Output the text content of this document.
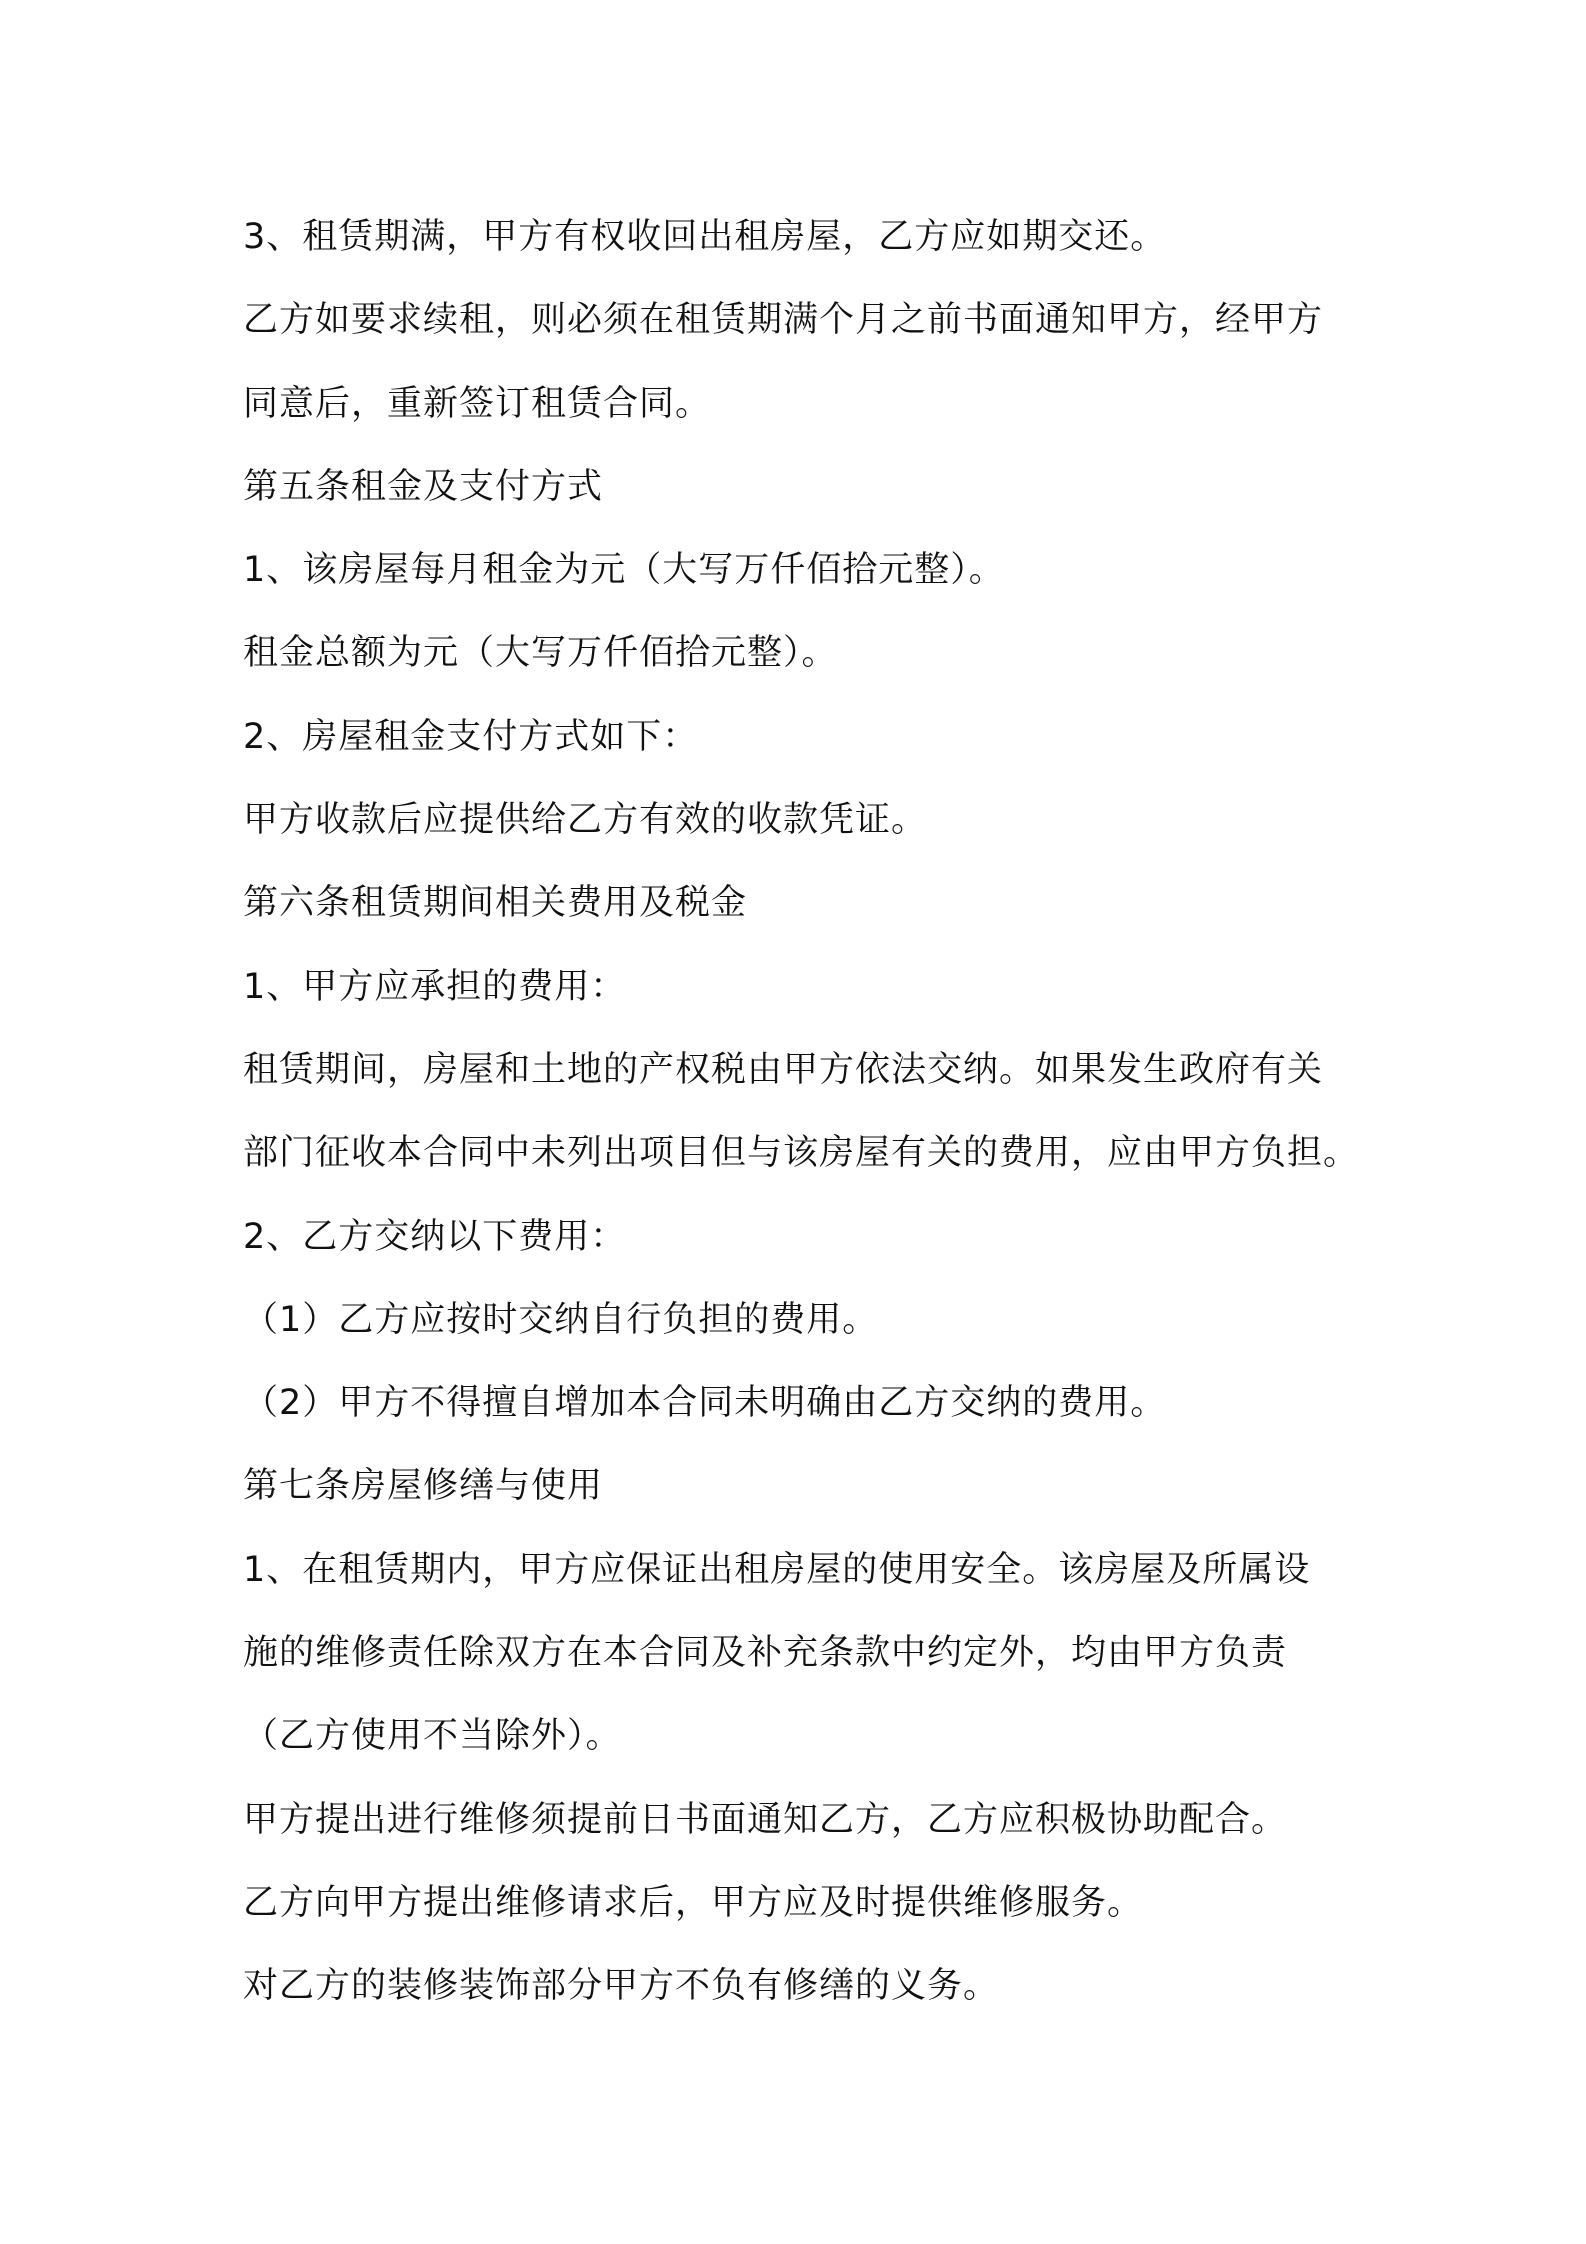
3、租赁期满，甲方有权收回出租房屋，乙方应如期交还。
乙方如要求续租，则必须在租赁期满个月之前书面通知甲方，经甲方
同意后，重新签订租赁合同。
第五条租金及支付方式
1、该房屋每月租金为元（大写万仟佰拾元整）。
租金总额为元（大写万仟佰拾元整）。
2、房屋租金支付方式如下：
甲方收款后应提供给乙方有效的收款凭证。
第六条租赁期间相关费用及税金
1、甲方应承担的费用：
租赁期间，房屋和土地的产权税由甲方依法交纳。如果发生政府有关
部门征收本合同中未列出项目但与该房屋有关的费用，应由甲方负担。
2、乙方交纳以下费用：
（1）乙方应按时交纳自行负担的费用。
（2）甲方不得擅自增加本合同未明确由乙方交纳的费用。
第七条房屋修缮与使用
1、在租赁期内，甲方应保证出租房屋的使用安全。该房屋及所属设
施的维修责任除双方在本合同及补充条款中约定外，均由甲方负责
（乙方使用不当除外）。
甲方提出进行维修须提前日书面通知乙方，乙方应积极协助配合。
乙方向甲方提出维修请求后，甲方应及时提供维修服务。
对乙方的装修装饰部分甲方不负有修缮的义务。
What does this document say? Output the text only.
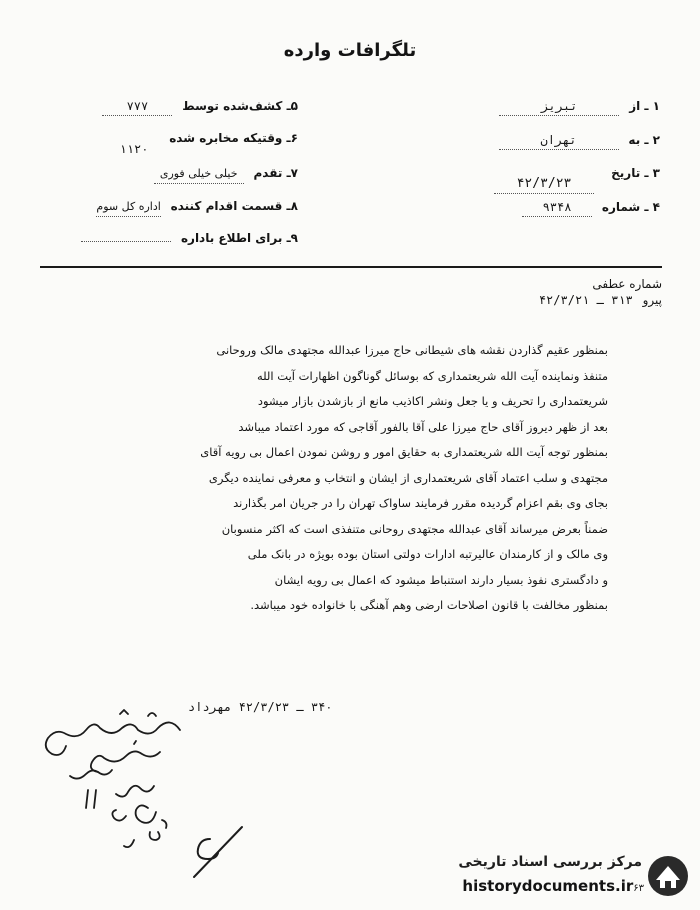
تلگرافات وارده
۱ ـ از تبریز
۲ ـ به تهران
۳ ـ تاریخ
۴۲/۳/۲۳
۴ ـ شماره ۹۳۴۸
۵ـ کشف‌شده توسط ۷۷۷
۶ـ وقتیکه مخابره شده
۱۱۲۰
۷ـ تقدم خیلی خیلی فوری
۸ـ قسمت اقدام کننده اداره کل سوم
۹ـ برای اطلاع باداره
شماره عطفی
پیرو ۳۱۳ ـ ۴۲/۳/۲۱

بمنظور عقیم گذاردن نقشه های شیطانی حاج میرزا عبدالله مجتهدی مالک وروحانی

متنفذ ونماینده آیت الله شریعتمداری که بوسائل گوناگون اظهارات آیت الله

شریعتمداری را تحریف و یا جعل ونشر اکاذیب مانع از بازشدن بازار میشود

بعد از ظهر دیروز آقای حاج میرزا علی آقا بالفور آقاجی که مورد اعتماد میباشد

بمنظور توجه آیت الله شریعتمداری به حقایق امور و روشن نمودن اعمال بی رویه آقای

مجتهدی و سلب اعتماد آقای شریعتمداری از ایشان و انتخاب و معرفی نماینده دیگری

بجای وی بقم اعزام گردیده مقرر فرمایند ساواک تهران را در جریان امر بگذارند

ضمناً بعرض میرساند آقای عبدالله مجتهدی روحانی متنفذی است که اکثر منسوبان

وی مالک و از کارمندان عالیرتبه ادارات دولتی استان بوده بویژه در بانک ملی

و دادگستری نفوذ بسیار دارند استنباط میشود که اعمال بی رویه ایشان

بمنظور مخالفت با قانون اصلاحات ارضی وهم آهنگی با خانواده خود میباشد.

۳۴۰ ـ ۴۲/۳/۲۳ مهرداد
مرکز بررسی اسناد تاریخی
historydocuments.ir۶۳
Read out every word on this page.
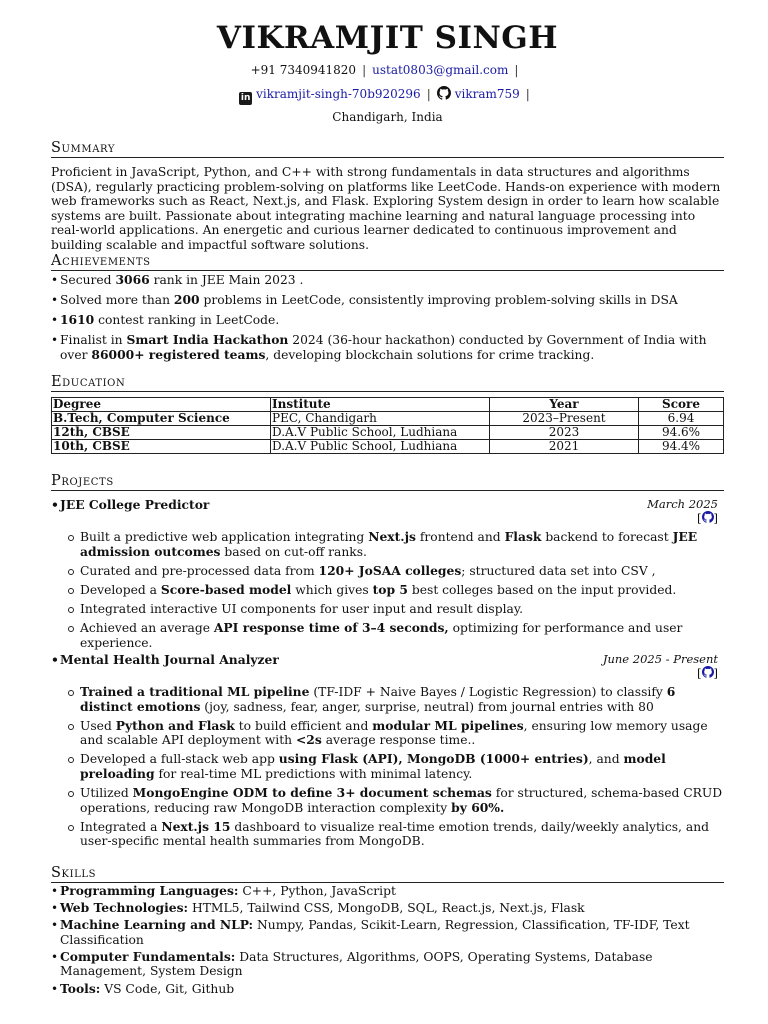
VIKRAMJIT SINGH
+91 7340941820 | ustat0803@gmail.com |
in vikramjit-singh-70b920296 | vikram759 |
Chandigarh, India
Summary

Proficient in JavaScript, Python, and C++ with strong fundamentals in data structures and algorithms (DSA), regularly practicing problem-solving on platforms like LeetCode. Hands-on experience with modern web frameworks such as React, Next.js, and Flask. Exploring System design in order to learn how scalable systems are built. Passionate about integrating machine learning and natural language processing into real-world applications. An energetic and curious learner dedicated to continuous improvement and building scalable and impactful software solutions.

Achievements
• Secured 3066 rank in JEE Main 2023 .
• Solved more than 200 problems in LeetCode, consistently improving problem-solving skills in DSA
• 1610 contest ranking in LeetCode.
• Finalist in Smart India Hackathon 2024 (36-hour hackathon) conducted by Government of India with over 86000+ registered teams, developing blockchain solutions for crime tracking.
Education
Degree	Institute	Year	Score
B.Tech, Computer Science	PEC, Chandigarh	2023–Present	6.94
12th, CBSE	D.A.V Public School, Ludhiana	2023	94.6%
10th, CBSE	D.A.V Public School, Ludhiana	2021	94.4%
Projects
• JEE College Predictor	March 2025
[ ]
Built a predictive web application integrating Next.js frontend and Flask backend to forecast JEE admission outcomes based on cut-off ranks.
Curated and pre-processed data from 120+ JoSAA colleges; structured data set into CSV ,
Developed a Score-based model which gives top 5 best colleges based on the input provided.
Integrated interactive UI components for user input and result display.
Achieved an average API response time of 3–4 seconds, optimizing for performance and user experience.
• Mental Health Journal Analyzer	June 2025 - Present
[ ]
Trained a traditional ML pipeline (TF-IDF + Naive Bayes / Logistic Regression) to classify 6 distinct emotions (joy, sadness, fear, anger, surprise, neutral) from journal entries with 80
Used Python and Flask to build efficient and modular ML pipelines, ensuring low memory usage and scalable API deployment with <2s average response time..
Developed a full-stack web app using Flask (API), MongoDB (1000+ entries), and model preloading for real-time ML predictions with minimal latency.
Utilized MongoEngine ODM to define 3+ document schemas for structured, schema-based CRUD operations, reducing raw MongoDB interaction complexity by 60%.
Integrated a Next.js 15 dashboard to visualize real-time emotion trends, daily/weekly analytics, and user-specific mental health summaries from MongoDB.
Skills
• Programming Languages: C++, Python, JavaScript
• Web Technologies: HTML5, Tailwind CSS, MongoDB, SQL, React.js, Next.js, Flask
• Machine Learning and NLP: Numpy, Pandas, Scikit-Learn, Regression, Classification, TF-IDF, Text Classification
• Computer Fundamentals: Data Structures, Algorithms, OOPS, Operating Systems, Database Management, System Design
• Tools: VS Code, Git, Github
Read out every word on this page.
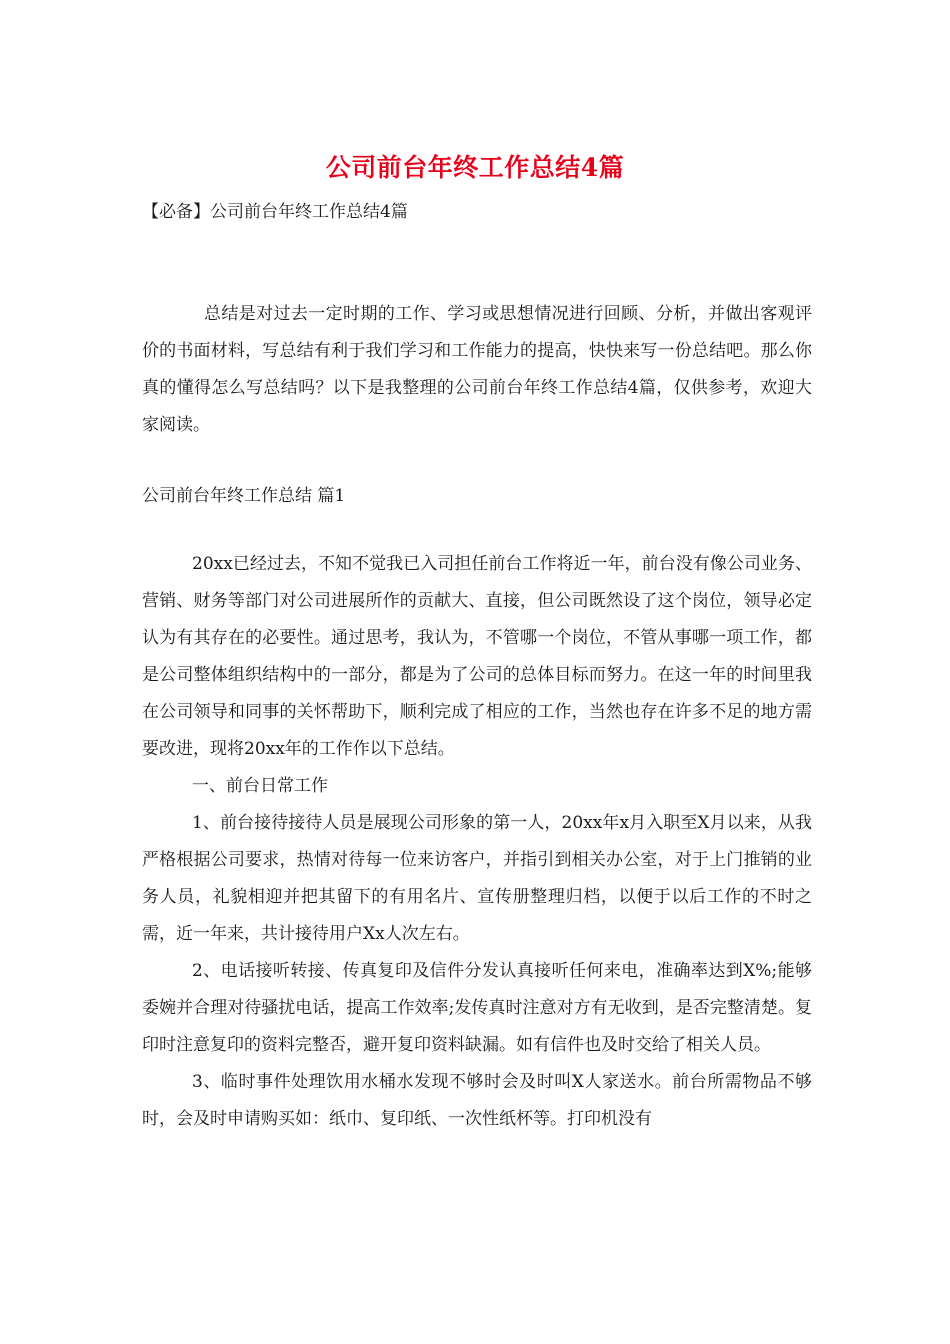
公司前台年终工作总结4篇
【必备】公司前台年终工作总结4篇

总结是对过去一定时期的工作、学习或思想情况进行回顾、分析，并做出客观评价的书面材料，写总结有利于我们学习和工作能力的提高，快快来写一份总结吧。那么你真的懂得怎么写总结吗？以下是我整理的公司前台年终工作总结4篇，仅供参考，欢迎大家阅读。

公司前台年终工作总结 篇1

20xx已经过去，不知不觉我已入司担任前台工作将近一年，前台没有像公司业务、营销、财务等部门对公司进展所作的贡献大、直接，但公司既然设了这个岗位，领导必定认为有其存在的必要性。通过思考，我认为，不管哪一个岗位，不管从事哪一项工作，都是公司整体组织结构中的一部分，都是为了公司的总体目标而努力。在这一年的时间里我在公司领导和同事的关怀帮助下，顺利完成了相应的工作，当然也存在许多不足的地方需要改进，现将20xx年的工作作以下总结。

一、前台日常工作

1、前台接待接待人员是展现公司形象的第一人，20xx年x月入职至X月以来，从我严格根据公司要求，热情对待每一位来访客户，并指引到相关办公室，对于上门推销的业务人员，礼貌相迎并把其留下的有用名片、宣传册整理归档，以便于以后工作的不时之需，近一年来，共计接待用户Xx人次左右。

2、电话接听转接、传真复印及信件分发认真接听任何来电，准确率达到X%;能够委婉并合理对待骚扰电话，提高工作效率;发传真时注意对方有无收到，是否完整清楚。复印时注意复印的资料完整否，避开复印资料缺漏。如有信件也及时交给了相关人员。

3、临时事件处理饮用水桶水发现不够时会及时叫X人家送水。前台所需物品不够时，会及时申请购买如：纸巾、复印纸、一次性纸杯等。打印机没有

* **Work to do**
Return nothing except the number of lines that include the string "input".

* **Exercise solution**
2